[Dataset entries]
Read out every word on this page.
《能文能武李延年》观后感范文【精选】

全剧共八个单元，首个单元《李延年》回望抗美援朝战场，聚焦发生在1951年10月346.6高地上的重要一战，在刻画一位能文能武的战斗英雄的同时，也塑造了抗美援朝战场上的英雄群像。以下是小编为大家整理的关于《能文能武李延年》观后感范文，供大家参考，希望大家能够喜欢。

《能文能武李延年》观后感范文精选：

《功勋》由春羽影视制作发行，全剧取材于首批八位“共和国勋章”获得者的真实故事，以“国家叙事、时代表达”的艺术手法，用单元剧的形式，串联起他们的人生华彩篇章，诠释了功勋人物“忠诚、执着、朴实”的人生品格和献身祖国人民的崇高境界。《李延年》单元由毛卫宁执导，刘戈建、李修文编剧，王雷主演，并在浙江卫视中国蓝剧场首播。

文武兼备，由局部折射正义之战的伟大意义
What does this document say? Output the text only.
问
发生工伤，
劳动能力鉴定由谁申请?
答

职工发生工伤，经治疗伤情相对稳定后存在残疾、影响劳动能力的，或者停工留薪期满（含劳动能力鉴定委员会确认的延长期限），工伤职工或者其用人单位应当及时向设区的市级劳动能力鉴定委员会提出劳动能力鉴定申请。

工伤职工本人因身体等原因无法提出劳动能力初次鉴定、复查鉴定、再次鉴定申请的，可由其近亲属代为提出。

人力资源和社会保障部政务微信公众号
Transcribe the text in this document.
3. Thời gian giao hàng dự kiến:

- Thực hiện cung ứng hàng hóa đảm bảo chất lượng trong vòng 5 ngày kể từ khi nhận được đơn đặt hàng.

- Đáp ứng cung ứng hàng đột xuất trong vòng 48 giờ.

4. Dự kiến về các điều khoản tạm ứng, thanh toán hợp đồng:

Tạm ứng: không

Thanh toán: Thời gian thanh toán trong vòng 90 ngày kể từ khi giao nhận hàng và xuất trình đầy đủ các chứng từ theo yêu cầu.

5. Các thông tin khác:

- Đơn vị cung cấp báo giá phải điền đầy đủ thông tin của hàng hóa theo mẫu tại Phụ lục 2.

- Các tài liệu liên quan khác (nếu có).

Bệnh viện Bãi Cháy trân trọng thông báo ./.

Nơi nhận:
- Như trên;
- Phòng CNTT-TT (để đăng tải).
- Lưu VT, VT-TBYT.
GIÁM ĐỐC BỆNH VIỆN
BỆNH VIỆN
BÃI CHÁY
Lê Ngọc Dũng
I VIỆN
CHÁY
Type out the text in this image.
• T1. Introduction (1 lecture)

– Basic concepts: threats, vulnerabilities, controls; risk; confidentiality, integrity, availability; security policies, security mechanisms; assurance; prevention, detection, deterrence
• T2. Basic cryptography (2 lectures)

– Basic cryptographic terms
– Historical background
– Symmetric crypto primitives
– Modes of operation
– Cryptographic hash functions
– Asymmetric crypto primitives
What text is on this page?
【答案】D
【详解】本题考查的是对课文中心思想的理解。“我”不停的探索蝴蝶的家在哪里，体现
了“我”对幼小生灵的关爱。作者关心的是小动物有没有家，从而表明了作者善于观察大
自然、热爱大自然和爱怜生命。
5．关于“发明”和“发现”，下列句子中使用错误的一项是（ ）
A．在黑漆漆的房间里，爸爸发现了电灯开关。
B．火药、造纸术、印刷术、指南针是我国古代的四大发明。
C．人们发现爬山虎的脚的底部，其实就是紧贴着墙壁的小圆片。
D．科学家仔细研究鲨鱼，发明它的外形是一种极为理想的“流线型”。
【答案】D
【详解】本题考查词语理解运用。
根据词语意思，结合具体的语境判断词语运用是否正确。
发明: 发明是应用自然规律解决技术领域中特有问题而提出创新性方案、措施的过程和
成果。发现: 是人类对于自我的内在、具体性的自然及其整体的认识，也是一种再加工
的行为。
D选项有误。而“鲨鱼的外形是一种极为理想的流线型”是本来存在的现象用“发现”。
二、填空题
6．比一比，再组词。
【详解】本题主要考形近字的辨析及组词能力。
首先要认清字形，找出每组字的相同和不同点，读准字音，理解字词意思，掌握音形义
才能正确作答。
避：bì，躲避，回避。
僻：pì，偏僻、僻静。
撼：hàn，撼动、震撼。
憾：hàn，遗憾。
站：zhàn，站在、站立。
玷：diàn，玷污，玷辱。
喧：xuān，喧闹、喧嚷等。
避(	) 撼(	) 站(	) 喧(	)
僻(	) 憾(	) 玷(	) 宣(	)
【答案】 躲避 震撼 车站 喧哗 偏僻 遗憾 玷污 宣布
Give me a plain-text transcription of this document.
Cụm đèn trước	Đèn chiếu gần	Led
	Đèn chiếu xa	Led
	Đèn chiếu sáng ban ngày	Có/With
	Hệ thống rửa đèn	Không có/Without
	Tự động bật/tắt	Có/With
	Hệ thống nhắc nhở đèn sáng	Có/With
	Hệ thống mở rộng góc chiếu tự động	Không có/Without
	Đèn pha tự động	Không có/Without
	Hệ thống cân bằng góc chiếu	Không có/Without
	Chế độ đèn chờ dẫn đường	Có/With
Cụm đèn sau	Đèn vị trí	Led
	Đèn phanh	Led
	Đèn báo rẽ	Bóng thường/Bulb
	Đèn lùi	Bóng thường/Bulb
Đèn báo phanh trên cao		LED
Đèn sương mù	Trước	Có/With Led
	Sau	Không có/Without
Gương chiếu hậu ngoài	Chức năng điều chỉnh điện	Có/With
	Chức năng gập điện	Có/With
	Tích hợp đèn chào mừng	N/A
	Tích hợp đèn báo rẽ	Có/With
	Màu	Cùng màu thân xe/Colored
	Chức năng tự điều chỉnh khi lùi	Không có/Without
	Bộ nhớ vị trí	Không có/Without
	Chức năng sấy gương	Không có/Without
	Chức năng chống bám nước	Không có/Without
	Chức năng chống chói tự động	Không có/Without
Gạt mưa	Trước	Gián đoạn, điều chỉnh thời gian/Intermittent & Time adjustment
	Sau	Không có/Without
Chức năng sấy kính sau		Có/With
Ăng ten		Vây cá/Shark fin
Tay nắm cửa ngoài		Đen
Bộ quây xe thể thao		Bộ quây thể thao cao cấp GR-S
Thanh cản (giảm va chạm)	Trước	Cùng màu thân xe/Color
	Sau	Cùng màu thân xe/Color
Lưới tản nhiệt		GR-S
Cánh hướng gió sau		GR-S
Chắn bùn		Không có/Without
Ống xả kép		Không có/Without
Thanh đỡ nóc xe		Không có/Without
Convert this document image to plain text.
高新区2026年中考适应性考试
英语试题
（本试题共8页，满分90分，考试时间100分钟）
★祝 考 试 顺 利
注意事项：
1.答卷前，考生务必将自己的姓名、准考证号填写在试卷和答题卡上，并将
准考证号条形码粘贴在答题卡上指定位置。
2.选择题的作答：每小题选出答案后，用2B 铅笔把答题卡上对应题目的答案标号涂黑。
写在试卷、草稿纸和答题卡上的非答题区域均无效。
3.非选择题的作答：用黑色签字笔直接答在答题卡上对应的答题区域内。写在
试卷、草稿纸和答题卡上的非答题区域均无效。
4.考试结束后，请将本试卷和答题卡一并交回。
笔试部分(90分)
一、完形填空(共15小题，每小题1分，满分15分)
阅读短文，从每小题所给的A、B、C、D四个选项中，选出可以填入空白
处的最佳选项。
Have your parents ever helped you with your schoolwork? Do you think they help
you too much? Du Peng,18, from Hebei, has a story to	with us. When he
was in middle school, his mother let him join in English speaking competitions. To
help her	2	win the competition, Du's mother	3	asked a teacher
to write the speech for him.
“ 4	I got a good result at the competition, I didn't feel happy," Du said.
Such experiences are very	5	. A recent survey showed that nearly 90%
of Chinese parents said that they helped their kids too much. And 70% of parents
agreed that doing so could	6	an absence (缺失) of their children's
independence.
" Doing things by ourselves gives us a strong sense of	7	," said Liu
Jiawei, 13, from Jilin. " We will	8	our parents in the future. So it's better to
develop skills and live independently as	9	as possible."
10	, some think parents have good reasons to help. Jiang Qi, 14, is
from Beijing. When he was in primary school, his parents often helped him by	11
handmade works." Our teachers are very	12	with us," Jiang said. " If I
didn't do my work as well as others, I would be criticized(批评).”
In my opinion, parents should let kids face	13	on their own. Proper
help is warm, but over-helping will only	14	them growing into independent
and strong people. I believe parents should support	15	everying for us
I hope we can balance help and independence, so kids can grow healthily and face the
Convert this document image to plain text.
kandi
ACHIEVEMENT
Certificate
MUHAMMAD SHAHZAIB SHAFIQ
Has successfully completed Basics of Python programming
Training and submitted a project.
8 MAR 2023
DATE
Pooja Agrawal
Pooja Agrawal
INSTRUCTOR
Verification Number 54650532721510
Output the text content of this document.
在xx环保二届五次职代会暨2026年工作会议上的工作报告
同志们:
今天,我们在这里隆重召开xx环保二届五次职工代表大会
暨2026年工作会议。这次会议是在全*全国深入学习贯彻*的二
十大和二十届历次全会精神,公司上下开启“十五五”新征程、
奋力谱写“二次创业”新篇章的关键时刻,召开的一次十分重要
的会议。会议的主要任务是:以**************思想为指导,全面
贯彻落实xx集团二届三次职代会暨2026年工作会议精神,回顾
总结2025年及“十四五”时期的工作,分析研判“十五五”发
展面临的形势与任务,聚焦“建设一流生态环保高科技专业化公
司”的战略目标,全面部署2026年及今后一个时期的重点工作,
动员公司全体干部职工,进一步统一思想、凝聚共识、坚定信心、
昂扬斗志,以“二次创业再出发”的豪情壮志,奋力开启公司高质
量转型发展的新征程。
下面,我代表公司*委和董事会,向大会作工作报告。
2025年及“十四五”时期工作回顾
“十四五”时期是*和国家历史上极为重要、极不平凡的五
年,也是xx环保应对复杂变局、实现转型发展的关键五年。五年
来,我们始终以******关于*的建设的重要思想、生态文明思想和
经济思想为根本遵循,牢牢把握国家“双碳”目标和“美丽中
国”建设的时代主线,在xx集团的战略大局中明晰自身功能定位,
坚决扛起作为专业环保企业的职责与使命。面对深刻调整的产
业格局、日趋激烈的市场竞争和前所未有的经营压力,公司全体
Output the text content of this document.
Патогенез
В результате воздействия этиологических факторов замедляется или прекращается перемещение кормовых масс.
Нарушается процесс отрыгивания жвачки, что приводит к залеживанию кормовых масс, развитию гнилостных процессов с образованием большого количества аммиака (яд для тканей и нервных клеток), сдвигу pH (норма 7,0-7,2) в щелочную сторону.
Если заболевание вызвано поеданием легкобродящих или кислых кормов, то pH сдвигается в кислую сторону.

Exercise instructions. Look through the records and count each line that holds "their". Write only the total.

Problem solution. 3